══ DATA LISTING

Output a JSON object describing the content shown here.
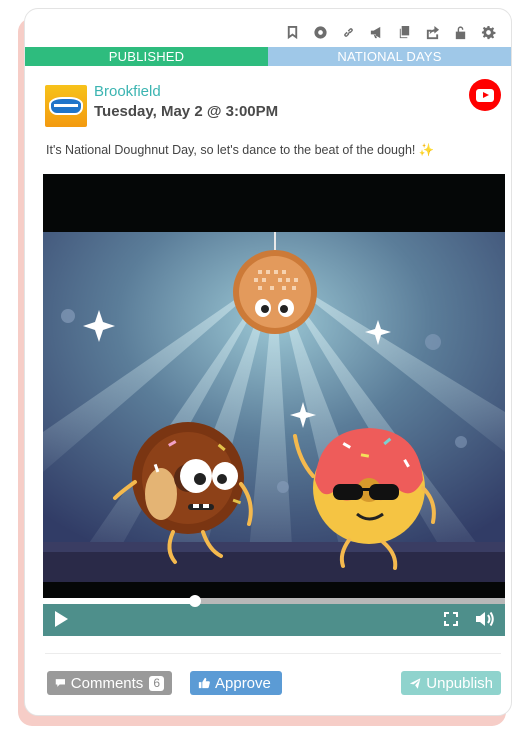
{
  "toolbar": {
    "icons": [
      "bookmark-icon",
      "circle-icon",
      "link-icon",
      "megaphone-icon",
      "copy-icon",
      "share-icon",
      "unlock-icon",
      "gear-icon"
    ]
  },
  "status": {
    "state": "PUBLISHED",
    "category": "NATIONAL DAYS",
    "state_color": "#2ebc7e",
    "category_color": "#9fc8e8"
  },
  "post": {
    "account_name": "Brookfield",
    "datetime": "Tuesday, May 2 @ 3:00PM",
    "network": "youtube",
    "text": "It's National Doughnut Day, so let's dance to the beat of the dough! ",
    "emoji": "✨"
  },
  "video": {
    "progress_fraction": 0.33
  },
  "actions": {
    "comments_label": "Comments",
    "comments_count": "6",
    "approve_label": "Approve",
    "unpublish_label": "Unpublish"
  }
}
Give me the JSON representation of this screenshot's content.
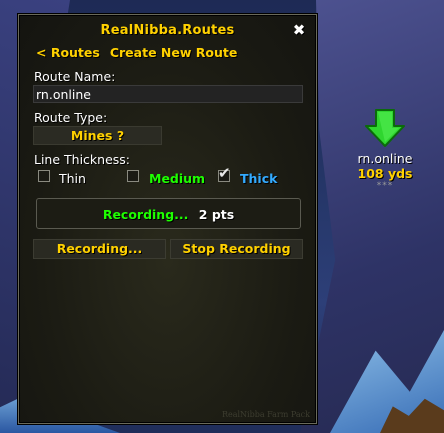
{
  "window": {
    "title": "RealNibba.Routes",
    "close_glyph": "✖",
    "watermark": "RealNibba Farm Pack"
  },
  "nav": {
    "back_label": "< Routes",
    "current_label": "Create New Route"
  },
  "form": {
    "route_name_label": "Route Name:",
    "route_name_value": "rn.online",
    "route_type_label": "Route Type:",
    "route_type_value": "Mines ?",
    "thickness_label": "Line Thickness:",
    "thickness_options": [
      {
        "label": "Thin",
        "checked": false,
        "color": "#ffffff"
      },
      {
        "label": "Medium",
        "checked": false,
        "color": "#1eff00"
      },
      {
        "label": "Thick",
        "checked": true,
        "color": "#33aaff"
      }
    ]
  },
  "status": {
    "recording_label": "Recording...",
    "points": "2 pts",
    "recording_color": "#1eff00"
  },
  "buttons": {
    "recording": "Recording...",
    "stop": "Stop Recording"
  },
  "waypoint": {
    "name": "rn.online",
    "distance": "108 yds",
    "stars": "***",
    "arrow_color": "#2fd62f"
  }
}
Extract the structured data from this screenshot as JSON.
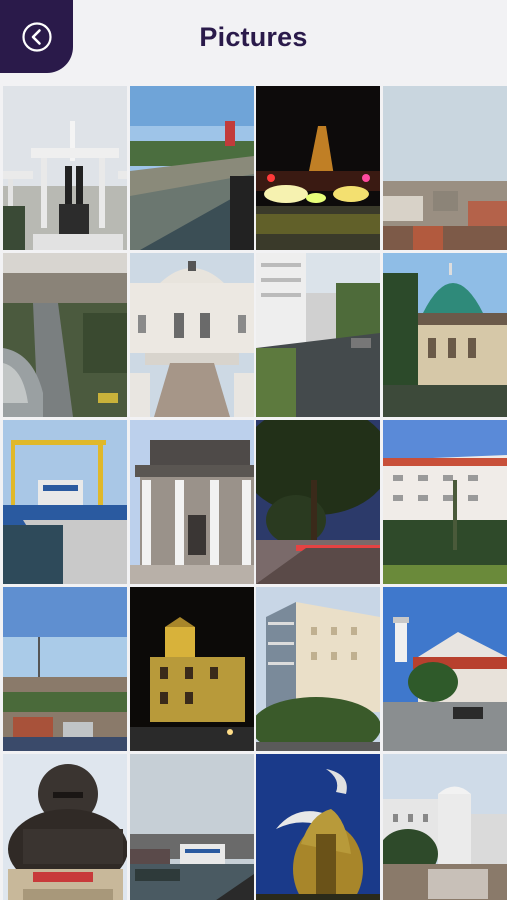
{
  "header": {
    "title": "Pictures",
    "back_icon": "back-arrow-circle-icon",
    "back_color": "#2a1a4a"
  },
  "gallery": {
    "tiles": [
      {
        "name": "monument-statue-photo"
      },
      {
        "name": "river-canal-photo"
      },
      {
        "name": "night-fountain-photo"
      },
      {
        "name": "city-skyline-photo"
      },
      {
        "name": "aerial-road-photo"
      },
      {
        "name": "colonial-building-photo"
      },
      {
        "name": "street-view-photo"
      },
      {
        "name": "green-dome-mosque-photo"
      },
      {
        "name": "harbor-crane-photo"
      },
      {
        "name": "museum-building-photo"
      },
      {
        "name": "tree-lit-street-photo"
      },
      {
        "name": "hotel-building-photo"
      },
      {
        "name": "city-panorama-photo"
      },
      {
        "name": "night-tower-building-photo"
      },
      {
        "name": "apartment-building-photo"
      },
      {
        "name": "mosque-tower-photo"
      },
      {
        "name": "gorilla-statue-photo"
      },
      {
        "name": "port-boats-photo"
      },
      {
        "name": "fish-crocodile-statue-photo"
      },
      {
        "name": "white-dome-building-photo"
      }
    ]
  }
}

════

WHAT TO DO - Output every entry verbatim. Pictures do not belong in the copy.

EXERCISE ANSWER -
Output a JSON object describing the content shown here.
{
  "toolbar": {
    "icons": [
      "bookmark-icon",
      "circle-icon",
      "link-icon",
      "megaphone-icon",
      "copy-icon",
      "share-icon",
      "unlock-icon",
      "gear-icon"
    ]
  },
  "status": {
    "state": "PUBLISHED",
    "category": "NATIONAL DAYS",
    "state_color": "#2ebc7e",
    "category_color": "#9fc8e8"
  },
  "post": {
    "account_name": "Brookfield",
    "datetime": "Tuesday, May 2 @ 3:00PM",
    "network": "youtube",
    "text": "It's National Doughnut Day, so let's dance to the beat of the dough! ",
    "emoji": "✨"
  },
  "video": {
    "progress_fraction": 0.33
  },
  "actions": {
    "comments_label": "Comments",
    "comments_count": "6",
    "approve_label": "Approve",
    "unpublish_label": "Unpublish"
  }
}
Give me the JSON representation of this screenshot's content.
{
  "window": {
    "title": "RealNibba.Routes",
    "close_glyph": "✖",
    "watermark": "RealNibba Farm Pack"
  },
  "nav": {
    "back_label": "< Routes",
    "current_label": "Create New Route"
  },
  "form": {
    "route_name_label": "Route Name:",
    "route_name_value": "rn.online",
    "route_type_label": "Route Type:",
    "route_type_value": "Mines ?",
    "thickness_label": "Line Thickness:",
    "thickness_options": [
      {
        "label": "Thin",
        "checked": false,
        "color": "#ffffff"
      },
      {
        "label": "Medium",
        "checked": false,
        "color": "#1eff00"
      },
      {
        "label": "Thick",
        "checked": true,
        "color": "#33aaff"
      }
    ]
  },
  "status": {
    "recording_label": "Recording...",
    "points": "2 pts",
    "recording_color": "#1eff00"
  },
  "buttons": {
    "recording": "Recording...",
    "stop": "Stop Recording"
  },
  "waypoint": {
    "name": "rn.online",
    "distance": "108 yds",
    "stars": "***",
    "arrow_color": "#2fd62f"
  }
}
Extract the structured data from this screenshot as JSON.
{
  "header": {
    "title": "Pictures",
    "back_icon": "back-arrow-circle-icon",
    "back_color": "#2a1a4a"
  },
  "gallery": {
    "tiles": [
      {
        "name": "monument-statue-photo"
      },
      {
        "name": "river-canal-photo"
      },
      {
        "name": "night-fountain-photo"
      },
      {
        "name": "city-skyline-photo"
      },
      {
        "name": "aerial-road-photo"
      },
      {
        "name": "colonial-building-photo"
      },
      {
        "name": "street-view-photo"
      },
      {
        "name": "green-dome-mosque-photo"
      },
      {
        "name": "harbor-crane-photo"
      },
      {
        "name": "museum-building-photo"
      },
      {
        "name": "tree-lit-street-photo"
      },
      {
        "name": "hotel-building-photo"
      },
      {
        "name": "city-panorama-photo"
      },
      {
        "name": "night-tower-building-photo"
      },
      {
        "name": "apartment-building-photo"
      },
      {
        "name": "mosque-tower-photo"
      },
      {
        "name": "gorilla-statue-photo"
      },
      {
        "name": "port-boats-photo"
      },
      {
        "name": "fish-crocodile-statue-photo"
      },
      {
        "name": "white-dome-building-photo"
      }
    ]
  }
}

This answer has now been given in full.